Check the listing below line by line and report how many lines hold "则可判断", with no other words.
[Begin DATASET RECORDS]
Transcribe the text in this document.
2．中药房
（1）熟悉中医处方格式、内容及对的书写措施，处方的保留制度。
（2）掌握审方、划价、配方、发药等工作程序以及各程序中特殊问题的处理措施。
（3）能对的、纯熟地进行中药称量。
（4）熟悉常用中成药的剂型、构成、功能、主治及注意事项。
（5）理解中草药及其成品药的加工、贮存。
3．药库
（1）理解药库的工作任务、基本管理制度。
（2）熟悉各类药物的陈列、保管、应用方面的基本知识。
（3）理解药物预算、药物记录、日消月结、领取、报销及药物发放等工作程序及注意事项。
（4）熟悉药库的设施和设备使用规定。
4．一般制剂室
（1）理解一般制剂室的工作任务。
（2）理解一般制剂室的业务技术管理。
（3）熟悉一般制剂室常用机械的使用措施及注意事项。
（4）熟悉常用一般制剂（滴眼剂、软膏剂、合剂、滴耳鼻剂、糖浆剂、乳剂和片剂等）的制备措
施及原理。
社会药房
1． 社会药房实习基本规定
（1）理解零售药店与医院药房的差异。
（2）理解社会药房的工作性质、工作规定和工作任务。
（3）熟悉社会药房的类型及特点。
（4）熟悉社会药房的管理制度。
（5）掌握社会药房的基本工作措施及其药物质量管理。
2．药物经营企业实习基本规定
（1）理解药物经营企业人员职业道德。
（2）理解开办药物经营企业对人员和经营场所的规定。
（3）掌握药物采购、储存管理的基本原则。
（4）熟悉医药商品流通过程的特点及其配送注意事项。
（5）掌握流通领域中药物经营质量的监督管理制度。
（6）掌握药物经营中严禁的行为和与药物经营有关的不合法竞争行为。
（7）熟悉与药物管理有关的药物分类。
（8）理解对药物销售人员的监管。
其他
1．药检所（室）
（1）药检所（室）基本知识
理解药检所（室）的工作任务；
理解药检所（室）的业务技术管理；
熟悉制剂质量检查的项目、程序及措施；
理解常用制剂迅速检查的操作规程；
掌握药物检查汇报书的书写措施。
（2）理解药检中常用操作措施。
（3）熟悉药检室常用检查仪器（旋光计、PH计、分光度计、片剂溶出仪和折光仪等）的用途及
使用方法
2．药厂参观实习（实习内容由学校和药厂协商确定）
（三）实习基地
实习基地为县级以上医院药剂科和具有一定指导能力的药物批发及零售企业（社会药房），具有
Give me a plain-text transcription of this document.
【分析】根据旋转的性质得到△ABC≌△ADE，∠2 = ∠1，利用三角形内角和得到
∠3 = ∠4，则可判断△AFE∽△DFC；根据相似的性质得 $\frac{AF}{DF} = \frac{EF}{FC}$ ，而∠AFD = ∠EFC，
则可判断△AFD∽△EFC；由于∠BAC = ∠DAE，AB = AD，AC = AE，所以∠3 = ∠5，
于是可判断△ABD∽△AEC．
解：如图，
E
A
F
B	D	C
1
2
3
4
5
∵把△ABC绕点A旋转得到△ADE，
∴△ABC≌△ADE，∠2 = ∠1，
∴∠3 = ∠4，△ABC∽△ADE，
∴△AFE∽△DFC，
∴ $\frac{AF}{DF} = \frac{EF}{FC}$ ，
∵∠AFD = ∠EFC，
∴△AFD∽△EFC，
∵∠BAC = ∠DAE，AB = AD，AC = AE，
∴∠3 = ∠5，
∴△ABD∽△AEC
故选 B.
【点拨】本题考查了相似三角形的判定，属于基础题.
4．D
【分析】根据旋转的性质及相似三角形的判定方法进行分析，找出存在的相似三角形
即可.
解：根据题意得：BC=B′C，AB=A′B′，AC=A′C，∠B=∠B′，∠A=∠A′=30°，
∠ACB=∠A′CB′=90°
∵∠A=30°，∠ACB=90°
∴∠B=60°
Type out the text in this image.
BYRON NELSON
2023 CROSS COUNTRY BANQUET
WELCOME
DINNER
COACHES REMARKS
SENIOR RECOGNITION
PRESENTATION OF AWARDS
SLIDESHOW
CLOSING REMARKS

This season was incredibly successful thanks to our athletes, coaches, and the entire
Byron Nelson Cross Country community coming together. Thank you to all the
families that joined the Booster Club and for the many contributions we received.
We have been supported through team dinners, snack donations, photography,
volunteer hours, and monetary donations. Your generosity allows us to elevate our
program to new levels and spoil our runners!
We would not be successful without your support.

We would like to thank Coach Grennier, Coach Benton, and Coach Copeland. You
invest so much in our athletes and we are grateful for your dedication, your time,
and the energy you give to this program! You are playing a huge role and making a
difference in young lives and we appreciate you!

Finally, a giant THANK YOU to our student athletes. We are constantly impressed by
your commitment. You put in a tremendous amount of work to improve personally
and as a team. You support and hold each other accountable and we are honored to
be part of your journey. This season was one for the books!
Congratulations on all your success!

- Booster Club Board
[End DATASET RECORDS]
» EXERCISE OUTPUT
2